[Dataset items]
....................

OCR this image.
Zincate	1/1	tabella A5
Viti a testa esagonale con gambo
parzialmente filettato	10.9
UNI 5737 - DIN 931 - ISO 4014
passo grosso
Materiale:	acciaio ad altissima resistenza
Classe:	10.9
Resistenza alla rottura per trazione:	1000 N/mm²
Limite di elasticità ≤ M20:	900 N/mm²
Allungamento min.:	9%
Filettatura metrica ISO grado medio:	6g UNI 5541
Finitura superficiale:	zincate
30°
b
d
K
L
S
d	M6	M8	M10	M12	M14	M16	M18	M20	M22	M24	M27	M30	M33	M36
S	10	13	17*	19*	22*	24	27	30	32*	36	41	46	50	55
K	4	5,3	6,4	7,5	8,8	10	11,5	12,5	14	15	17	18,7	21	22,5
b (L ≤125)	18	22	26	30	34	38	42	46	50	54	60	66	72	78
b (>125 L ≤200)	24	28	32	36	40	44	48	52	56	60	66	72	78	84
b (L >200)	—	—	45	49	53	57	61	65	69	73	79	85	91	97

....................

* **Goal**
Please return the data above exactly as given.

* **Written answer**
OCR this image.
Zincate	1/1	tabella A5
Viti a testa esagonale con gambo
parzialmente filettato	10.9
UNI 5737 - DIN 931 - ISO 4014
passo grosso
Materiale:	acciaio ad altissima resistenza
Classe:	10.9
Resistenza alla rottura per trazione:	1000 N/mm²
Limite di elasticità ≤ M20:	900 N/mm²
Allungamento min.:	9%
Filettatura metrica ISO grado medio:	6g UNI 5541
Finitura superficiale:	zincate
30°
b
d
K
L
S
d	M6	M8	M10	M12	M14	M16	M18	M20	M22	M24	M27	M30	M33	M36
S	10	13	17*	19*	22*	24	27	30	32*	36	41	46	50	55
K	4	5,3	6,4	7,5	8,8	10	11,5	12,5	14	15	17	18,7	21	22,5
b (L ≤125)	18	22	26	30	34	38	42	46	50	54	60	66	72	78
b (>125 L ≤200)	24	28	32	36	40	44	48	52	56	60	66	72	78	84
b (L >200)	—	—	45	49	53	57	61	65	69	73	79	85	91	97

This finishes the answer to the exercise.